WHAT YOU HAVE TO DO
Convert every line of the records below into a JSON list of strings, with one string per line and no entries for blank lines.
Begin LISTED RECORDS
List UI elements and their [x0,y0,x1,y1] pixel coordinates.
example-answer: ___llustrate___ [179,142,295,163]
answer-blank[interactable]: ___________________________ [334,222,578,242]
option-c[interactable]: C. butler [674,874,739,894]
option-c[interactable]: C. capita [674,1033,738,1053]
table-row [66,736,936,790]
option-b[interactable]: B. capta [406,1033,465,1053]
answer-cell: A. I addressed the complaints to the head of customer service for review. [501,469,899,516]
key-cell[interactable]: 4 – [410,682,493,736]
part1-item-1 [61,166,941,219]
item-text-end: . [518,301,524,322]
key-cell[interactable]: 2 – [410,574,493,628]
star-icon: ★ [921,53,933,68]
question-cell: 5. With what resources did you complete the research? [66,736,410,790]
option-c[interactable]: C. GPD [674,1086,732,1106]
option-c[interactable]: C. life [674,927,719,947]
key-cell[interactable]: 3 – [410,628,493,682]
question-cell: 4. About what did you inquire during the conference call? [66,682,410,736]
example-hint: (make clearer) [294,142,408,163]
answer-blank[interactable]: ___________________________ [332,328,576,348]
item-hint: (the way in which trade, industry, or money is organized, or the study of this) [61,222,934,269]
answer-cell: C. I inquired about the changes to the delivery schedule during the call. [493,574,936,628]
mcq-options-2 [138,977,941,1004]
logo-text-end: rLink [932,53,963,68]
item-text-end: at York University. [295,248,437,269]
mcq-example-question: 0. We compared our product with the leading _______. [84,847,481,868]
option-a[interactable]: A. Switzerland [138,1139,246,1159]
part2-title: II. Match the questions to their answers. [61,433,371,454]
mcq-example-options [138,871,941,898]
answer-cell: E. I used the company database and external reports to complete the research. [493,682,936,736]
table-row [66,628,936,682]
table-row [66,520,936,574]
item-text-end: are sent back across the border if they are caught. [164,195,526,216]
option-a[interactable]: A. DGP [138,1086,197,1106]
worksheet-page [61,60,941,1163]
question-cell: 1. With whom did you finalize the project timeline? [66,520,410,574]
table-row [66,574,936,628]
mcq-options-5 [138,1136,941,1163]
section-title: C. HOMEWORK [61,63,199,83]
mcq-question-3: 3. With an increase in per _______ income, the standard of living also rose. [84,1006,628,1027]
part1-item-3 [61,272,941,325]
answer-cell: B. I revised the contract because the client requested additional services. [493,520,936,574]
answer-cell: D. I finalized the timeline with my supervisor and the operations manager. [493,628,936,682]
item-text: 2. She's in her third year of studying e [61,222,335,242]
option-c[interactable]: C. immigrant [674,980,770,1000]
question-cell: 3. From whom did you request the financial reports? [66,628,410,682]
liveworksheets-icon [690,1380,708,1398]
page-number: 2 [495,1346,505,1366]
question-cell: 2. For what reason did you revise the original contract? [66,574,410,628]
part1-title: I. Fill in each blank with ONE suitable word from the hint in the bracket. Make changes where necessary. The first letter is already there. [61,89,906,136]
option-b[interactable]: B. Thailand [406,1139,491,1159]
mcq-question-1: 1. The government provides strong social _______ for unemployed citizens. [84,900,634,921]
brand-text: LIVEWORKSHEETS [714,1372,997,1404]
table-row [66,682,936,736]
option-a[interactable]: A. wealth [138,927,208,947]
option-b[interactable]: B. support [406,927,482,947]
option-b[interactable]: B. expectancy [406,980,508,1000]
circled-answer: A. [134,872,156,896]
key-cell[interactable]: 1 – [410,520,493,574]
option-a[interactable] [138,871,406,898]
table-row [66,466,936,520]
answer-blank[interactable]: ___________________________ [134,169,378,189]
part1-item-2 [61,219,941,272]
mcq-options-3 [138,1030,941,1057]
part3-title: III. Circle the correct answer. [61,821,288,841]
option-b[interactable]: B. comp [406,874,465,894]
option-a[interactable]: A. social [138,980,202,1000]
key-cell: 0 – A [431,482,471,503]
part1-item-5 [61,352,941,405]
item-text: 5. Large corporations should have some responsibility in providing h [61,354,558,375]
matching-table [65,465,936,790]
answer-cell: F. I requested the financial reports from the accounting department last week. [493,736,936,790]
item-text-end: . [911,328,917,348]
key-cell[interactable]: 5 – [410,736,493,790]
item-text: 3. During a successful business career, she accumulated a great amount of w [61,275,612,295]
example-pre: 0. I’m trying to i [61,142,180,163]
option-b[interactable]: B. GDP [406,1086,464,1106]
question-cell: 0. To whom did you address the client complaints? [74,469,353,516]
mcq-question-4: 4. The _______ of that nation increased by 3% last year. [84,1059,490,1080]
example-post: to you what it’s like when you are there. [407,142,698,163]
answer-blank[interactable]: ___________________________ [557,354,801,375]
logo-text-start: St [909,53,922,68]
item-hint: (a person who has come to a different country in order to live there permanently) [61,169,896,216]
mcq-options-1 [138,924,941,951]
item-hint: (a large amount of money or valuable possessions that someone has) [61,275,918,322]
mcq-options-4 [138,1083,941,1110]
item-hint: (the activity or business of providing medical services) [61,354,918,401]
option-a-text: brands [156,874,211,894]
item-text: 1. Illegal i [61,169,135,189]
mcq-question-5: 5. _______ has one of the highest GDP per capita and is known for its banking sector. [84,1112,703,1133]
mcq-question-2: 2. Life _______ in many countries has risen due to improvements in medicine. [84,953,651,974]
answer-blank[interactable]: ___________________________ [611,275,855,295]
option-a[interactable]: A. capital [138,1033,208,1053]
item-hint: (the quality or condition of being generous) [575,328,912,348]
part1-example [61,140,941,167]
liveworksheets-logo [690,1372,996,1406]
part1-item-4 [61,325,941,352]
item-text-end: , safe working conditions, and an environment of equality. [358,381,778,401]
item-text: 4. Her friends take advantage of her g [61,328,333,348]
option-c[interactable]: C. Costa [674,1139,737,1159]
End LISTED RECORDS
FINAL ANSWER
[
  "List UI elements and their [x0,y0,x1,y1] pixel coordinates.",
  "example-answer: ___llustrate___ [179,142,295,163]",
  "answer-blank[interactable]: ___________________________ [334,222,578,242]",
  "option-c[interactable]: C. butler [674,874,739,894]",
  "option-c[interactable]: C. capita [674,1033,738,1053]",
  "table-row [66,736,936,790]",
  "option-b[interactable]: B. capta [406,1033,465,1053]",
  "answer-cell: A. I addressed the complaints to the head of customer service for review. [501,469,899,516]",
  "key-cell[interactable]: 4 – [410,682,493,736]",
  "part1-item-1 [61,166,941,219]",
  "item-text-end: . [518,301,524,322]",
  "key-cell[interactable]: 2 – [410,574,493,628]",
  "star-icon: ★ [921,53,933,68]",
  "question-cell: 5. With what resources did you complete the research? [66,736,410,790]",
  "option-c[interactable]: C. GPD [674,1086,732,1106]",
  "option-c[interactable]: C. life [674,927,719,947]",
  "key-cell[interactable]: 3 – [410,628,493,682]",
  "question-cell: 4. About what did you inquire during the conference call? [66,682,410,736]",
  "example-hint: (make clearer) [294,142,408,163]",
  "answer-blank[interactable]: ___________________________ [332,328,576,348]",
  "item-hint: (the way in which trade, industry, or money is organized, or the study of this) [61,222,934,269]",
  "answer-cell: C. I inquired about the changes to the delivery schedule during the call. [493,574,936,628]",
  "mcq-options-2 [138,977,941,1004]",
  "logo-text-end: rLink [932,53,963,68]",
  "item-text-end: at York University. [295,248,437,269]",
  "mcq-example-question: 0. We compared our product with the leading _______. [84,847,481,868]",
  "option-a[interactable]: A. Switzerland [138,1139,246,1159]",
  "part2-title: II. Match the questions to their answers. [61,433,371,454]",
  "mcq-example-options [138,871,941,898]",
  "answer-cell: E. I used the company database and external reports to complete the research. [493,682,936,736]",
  "table-row [66,628,936,682]",
  "table-row [66,520,936,574]",
  "item-text-end: are sent back across the border if they are caught. [164,195,526,216]",
  "option-a[interactable]: A. DGP [138,1086,197,1106]",
  "worksheet-page [61,60,941,1163]",
  "question-cell: 1. With whom did you finalize the project timeline? [66,520,410,574]",
  "table-row [66,574,936,628]",
  "mcq-options-5 [138,1136,941,1163]",
  "section-title: C. HOMEWORK [61,63,199,83]",
  "mcq-question-3: 3. With an increase in per _______ income, the standard of living also rose. [84,1006,628,1027]",
  "part1-item-3 [61,272,941,325]",
  "answer-cell: B. I revised the contract because the client requested additional services. [493,520,936,574]",
  "answer-cell: D. I finalized the timeline with my supervisor and the operations manager. [493,628,936,682]",
  "item-text: 2. She's in her third year of studying e [61,222,335,242]",
  "option-c[interactable]: C. immigrant [674,980,770,1000]",
  "question-cell: 3. From whom did you request the financial reports? [66,628,410,682]",
  "liveworksheets-icon [690,1380,708,1398]",
  "page-number: 2 [495,1346,505,1366]",
  "question-cell: 2. For what reason did you revise the original contract? [66,574,410,628]",
  "part1-title: I. Fill in each blank with ONE suitable word from the hint in the bracket. Make changes where necessary. The first letter is already there. [61,89,906,136]",
  "option-b[interactable]: B. Thailand [406,1139,491,1159]",
  "mcq-question-1: 1. The government provides strong social _______ for unemployed citizens. [84,900,634,921]",
  "brand-text: LIVEWORKSHEETS [714,1372,997,1404]",
  "table-row [66,682,936,736]",
  "option-a[interactable]: A. wealth [138,927,208,947]",
  "option-b[interactable]: B. support [406,927,482,947]",
  "option-b[interactable]: B. expectancy [406,980,508,1000]",
  "circled-answer: A. [134,872,156,896]",
  "key-cell[interactable]: 1 – [410,520,493,574]",
  "option-a[interactable] [138,871,406,898]",
  "table-row [66,466,936,520]",
  "answer-blank[interactable]: ___________________________ [134,169,378,189]",
  "part1-item-2 [61,219,941,272]",
  "mcq-options-3 [138,1030,941,1057]",
  "part3-title: III. Circle the correct answer. [61,821,288,841]",
  "option-b[interactable]: B. comp [406,874,465,894]",
  "option-a[interactable]: A. social [138,980,202,1000]",
  "key-cell: 0 – A [431,482,471,503]",
  "part1-item-5 [61,352,941,405]",
  "item-text: 5. Large corporations should have some responsibility in providing h [61,354,558,375]",
  "matching-table [65,465,936,790]",
  "answer-cell: F. I requested the financial reports from the accounting department last week. [493,736,936,790]",
  "item-text-end: . [911,328,917,348]",
  "key-cell[interactable]: 5 – [410,736,493,790]",
  "item-text: 3. During a successful business career, she accumulated a great amount of w [61,275,612,295]",
  "example-pre: 0. I’m trying to i [61,142,180,163]",
  "option-b[interactable]: B. GDP [406,1086,464,1106]",
  "question-cell: 0. To whom did you address the client complaints? [74,469,353,516]",
  "mcq-question-4: 4. The _______ of that nation increased by 3% last year. [84,1059,490,1080]",
  "example-post: to you what it’s like when you are there. [407,142,698,163]",
  "answer-blank[interactable]: ___________________________ [557,354,801,375]",
  "logo-text-start: St [909,53,922,68]",
  "item-hint: (a person who has come to a different country in order to live there permanently) [61,169,896,216]",
  "mcq-options-1 [138,924,941,951]",
  "item-hint: (a large amount of money or valuable possessions that someone has) [61,275,918,322]",
  "mcq-options-4 [138,1083,941,1110]",
  "item-hint: (the activity or business of providing medical services) [61,354,918,401]",
  "option-a-text: brands [156,874,211,894]",
  "item-text: 1. Illegal i [61,169,135,189]",
  "mcq-question-5: 5. _______ has one of the highest GDP per capita and is known for its banking sector. [84,1112,703,1133]",
  "mcq-question-2: 2. Life _______ in many countries has risen due to improvements in medicine. [84,953,651,974]",
  "answer-blank[interactable]: ___________________________ [611,275,855,295]",
  "option-a[interactable]: A. capital [138,1033,208,1053]",
  "item-hint: (the quality or condition of being generous) [575,328,912,348]",
  "part1-example [61,140,941,167]",
  "liveworksheets-logo [690,1372,996,1406]",
  "part1-item-4 [61,325,941,352]",
  "item-text-end: , safe working conditions, and an environment of equality. [358,381,778,401]",
  "item-text: 4. Her friends take advantage of her g [61,328,333,348]",
  "option-c[interactable]: C. Costa [674,1139,737,1159]"
]